Work to be completed: Print each line of the listing once more, precisely as given.
★ ★ ★
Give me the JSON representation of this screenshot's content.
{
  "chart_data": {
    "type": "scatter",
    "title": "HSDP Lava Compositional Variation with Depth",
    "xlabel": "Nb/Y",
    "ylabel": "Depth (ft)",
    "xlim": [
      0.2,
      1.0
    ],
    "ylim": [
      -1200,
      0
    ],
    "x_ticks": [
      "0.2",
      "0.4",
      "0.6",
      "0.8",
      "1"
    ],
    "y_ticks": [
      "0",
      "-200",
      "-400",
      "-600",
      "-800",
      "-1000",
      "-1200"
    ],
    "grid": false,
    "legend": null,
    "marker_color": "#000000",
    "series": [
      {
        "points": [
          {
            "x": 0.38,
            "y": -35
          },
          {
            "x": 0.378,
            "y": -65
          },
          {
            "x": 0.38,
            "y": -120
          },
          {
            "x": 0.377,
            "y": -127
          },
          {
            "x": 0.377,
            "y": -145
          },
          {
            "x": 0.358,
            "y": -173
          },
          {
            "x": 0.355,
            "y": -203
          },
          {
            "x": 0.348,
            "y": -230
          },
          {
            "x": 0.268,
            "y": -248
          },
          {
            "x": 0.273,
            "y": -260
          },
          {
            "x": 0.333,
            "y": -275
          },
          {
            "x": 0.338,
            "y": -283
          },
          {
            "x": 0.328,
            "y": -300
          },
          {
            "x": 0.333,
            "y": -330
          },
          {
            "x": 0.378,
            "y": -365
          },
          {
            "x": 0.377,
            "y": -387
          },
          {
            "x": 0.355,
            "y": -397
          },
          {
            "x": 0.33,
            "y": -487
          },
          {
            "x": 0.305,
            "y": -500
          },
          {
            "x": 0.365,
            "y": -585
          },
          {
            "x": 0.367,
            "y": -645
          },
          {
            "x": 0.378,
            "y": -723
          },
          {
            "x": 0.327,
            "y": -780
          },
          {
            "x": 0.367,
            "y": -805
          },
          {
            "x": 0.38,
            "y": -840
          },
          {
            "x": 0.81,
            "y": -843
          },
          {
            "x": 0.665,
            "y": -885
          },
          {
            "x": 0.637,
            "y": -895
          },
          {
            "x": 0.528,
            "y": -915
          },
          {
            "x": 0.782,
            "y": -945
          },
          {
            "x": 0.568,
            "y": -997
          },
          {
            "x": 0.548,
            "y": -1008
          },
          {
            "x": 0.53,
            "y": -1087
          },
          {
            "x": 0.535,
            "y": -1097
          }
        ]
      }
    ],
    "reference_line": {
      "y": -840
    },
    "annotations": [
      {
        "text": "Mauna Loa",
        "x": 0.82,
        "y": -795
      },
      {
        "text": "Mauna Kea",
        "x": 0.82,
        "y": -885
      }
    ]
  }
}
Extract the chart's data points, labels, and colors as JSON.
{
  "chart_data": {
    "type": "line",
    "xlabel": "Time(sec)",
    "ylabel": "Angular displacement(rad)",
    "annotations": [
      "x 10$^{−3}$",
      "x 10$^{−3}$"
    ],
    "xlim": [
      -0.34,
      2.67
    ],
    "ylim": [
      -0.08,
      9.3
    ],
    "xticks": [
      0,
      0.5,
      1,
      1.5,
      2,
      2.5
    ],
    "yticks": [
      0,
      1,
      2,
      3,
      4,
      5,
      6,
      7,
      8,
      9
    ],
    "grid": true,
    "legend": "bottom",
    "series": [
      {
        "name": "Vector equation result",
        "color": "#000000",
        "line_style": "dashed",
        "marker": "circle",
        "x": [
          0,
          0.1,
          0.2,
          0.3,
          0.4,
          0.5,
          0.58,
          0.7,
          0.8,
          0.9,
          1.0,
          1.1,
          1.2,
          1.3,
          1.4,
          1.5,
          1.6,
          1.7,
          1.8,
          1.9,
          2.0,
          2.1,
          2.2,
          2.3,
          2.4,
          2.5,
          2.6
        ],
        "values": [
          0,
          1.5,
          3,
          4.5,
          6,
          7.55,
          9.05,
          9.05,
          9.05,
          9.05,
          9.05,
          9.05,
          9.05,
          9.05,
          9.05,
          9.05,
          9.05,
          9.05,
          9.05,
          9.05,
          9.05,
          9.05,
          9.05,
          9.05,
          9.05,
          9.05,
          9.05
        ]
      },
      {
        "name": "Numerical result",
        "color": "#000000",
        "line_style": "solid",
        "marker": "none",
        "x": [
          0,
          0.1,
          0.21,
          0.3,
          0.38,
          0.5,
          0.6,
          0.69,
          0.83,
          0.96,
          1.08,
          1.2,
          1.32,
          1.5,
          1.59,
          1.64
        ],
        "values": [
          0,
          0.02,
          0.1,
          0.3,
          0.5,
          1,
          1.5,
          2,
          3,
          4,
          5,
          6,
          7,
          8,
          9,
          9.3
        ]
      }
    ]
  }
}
★ ★ ★
Reply to the exercise:
Give me the JSON representation of this screenshot's content.
{
  "chart_data": {
    "type": "scatter",
    "title": "HSDP Lava Compositional Variation with Depth",
    "xlabel": "Nb/Y",
    "ylabel": "Depth (ft)",
    "xlim": [
      0.2,
      1.0
    ],
    "ylim": [
      -1200,
      0
    ],
    "x_ticks": [
      "0.2",
      "0.4",
      "0.6",
      "0.8",
      "1"
    ],
    "y_ticks": [
      "0",
      "-200",
      "-400",
      "-600",
      "-800",
      "-1000",
      "-1200"
    ],
    "grid": false,
    "legend": null,
    "marker_color": "#000000",
    "series": [
      {
        "points": [
          {
            "x": 0.38,
            "y": -35
          },
          {
            "x": 0.378,
            "y": -65
          },
          {
            "x": 0.38,
            "y": -120
          },
          {
            "x": 0.377,
            "y": -127
          },
          {
            "x": 0.377,
            "y": -145
          },
          {
            "x": 0.358,
            "y": -173
          },
          {
            "x": 0.355,
            "y": -203
          },
          {
            "x": 0.348,
            "y": -230
          },
          {
            "x": 0.268,
            "y": -248
          },
          {
            "x": 0.273,
            "y": -260
          },
          {
            "x": 0.333,
            "y": -275
          },
          {
            "x": 0.338,
            "y": -283
          },
          {
            "x": 0.328,
            "y": -300
          },
          {
            "x": 0.333,
            "y": -330
          },
          {
            "x": 0.378,
            "y": -365
          },
          {
            "x": 0.377,
            "y": -387
          },
          {
            "x": 0.355,
            "y": -397
          },
          {
            "x": 0.33,
            "y": -487
          },
          {
            "x": 0.305,
            "y": -500
          },
          {
            "x": 0.365,
            "y": -585
          },
          {
            "x": 0.367,
            "y": -645
          },
          {
            "x": 0.378,
            "y": -723
          },
          {
            "x": 0.327,
            "y": -780
          },
          {
            "x": 0.367,
            "y": -805
          },
          {
            "x": 0.38,
            "y": -840
          },
          {
            "x": 0.81,
            "y": -843
          },
          {
            "x": 0.665,
            "y": -885
          },
          {
            "x": 0.637,
            "y": -895
          },
          {
            "x": 0.528,
            "y": -915
          },
          {
            "x": 0.782,
            "y": -945
          },
          {
            "x": 0.568,
            "y": -997
          },
          {
            "x": 0.548,
            "y": -1008
          },
          {
            "x": 0.53,
            "y": -1087
          },
          {
            "x": 0.535,
            "y": -1097
          }
        ]
      }
    ],
    "reference_line": {
      "y": -840
    },
    "annotations": [
      {
        "text": "Mauna Loa",
        "x": 0.82,
        "y": -795
      },
      {
        "text": "Mauna Kea",
        "x": 0.82,
        "y": -885
      }
    ]
  }
}
Extract the chart's data points, labels, and colors as JSON.
{
  "chart_data": {
    "type": "line",
    "xlabel": "Time(sec)",
    "ylabel": "Angular displacement(rad)",
    "annotations": [
      "x 10$^{−3}$",
      "x 10$^{−3}$"
    ],
    "xlim": [
      -0.34,
      2.67
    ],
    "ylim": [
      -0.08,
      9.3
    ],
    "xticks": [
      0,
      0.5,
      1,
      1.5,
      2,
      2.5
    ],
    "yticks": [
      0,
      1,
      2,
      3,
      4,
      5,
      6,
      7,
      8,
      9
    ],
    "grid": true,
    "legend": "bottom",
    "series": [
      {
        "name": "Vector equation result",
        "color": "#000000",
        "line_style": "dashed",
        "marker": "circle",
        "x": [
          0,
          0.1,
          0.2,
          0.3,
          0.4,
          0.5,
          0.58,
          0.7,
          0.8,
          0.9,
          1.0,
          1.1,
          1.2,
          1.3,
          1.4,
          1.5,
          1.6,
          1.7,
          1.8,
          1.9,
          2.0,
          2.1,
          2.2,
          2.3,
          2.4,
          2.5,
          2.6
        ],
        "values": [
          0,
          1.5,
          3,
          4.5,
          6,
          7.55,
          9.05,
          9.05,
          9.05,
          9.05,
          9.05,
          9.05,
          9.05,
          9.05,
          9.05,
          9.05,
          9.05,
          9.05,
          9.05,
          9.05,
          9.05,
          9.05,
          9.05,
          9.05,
          9.05,
          9.05,
          9.05
        ]
      },
      {
        "name": "Numerical result",
        "color": "#000000",
        "line_style": "solid",
        "marker": "none",
        "x": [
          0,
          0.1,
          0.21,
          0.3,
          0.38,
          0.5,
          0.6,
          0.69,
          0.83,
          0.96,
          1.08,
          1.2,
          1.32,
          1.5,
          1.59,
          1.64
        ],
        "values": [
          0,
          0.02,
          0.1,
          0.3,
          0.5,
          1,
          1.5,
          2,
          3,
          4,
          5,
          6,
          7,
          8,
          9,
          9.3
        ]
      }
    ]
  }
}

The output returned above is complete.